| OBJECTIVE |
How many lines in the listing below include the word "analysis"? Answer with the number and nothing else.

(Data excerpts)
-- -- --
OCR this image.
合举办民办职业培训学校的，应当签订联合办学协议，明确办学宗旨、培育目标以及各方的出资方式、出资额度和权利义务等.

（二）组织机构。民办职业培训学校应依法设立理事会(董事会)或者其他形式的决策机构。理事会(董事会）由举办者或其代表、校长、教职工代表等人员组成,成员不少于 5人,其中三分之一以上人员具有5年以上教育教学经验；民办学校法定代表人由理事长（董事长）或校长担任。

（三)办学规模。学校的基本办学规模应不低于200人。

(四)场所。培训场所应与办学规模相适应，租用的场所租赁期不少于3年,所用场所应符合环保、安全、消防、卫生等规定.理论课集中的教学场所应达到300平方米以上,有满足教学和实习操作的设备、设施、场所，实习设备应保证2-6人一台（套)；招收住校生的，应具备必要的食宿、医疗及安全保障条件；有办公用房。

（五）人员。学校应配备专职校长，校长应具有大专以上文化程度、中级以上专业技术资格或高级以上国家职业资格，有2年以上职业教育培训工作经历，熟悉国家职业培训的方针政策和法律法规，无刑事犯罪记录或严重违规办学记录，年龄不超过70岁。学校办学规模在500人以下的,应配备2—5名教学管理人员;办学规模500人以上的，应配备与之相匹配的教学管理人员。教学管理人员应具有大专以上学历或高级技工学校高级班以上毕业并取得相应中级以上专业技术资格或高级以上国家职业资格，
-- -- --
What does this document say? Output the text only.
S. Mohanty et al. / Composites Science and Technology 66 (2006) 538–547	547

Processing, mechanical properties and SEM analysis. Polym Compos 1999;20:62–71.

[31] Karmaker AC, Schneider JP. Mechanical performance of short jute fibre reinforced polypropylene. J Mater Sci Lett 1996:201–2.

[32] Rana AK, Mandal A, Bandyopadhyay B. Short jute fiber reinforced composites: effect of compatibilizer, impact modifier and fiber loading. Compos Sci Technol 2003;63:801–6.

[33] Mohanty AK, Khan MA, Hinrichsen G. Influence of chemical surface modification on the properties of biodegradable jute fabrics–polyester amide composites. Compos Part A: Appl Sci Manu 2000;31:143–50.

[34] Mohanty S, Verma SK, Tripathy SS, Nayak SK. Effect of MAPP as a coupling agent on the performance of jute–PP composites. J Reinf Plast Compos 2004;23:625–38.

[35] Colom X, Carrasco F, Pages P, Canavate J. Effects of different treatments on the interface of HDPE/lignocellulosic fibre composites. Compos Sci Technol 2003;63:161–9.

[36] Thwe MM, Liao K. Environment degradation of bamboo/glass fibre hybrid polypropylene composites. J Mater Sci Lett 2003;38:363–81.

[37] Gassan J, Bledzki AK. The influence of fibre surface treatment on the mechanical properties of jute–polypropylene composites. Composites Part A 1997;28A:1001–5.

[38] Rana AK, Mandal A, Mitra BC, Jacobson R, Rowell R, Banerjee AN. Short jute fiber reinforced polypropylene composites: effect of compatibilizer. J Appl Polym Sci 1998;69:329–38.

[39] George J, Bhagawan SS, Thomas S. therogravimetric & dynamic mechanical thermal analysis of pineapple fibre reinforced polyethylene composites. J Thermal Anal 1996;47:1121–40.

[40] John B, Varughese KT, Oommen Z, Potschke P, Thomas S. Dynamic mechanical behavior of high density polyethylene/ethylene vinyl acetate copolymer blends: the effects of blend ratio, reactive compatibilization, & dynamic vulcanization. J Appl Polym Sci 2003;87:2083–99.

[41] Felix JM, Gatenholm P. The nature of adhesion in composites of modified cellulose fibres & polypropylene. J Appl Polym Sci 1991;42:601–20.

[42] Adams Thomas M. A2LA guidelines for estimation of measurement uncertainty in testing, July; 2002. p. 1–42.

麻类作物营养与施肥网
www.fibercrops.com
-- -- --
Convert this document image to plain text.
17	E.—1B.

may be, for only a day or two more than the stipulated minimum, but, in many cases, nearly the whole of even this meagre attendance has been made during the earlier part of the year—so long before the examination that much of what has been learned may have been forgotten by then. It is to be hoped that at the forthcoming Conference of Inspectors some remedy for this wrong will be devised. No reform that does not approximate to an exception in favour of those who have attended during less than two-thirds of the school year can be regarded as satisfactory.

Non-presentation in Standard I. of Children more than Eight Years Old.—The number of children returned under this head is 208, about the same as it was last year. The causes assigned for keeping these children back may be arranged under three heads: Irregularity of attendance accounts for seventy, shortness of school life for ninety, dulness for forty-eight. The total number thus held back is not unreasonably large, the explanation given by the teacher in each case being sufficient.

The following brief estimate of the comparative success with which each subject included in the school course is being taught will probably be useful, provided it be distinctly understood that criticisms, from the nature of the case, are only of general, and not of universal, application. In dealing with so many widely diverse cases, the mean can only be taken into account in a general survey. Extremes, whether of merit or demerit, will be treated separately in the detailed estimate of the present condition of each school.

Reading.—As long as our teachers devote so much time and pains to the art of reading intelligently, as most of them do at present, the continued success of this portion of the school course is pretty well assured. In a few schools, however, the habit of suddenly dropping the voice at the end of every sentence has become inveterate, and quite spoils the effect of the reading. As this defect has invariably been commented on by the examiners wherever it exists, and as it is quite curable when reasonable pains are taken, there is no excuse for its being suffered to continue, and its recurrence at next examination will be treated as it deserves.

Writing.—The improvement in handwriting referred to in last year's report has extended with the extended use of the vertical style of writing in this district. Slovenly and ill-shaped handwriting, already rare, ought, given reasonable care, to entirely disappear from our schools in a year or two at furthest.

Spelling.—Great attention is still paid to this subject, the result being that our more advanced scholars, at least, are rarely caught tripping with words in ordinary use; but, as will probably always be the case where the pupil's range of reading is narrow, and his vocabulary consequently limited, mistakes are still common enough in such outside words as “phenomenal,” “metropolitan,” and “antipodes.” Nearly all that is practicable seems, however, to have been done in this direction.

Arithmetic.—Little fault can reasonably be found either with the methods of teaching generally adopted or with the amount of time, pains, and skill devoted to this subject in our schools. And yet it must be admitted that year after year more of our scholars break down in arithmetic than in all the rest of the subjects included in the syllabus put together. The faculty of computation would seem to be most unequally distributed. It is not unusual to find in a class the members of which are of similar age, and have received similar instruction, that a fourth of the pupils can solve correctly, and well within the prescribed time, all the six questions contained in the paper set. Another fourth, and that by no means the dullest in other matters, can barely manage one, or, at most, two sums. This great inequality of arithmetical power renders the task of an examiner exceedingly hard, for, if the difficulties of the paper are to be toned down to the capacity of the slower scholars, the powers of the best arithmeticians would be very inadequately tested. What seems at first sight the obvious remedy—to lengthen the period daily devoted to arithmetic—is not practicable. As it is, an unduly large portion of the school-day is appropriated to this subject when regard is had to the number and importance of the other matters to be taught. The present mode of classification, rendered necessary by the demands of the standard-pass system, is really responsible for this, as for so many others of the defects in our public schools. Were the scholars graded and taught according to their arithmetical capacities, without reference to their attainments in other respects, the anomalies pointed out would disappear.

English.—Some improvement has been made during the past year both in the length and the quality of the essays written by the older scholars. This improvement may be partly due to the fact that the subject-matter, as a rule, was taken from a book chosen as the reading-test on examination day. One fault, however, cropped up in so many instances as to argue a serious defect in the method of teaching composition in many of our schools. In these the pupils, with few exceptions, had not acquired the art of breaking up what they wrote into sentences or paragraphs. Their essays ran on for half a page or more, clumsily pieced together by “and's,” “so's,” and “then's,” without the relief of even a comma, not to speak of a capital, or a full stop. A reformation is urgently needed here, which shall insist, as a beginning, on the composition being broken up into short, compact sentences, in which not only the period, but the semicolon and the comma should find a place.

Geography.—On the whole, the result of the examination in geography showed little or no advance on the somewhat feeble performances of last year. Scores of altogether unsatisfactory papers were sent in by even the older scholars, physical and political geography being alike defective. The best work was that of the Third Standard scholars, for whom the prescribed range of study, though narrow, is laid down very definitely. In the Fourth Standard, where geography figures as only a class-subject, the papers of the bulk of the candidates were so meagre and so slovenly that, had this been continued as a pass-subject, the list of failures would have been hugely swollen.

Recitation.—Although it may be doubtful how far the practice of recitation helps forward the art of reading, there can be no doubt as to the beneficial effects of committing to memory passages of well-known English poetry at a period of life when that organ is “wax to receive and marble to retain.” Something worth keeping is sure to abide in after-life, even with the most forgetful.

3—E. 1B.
-- -- --
| EXERCISE SOLUTION |
2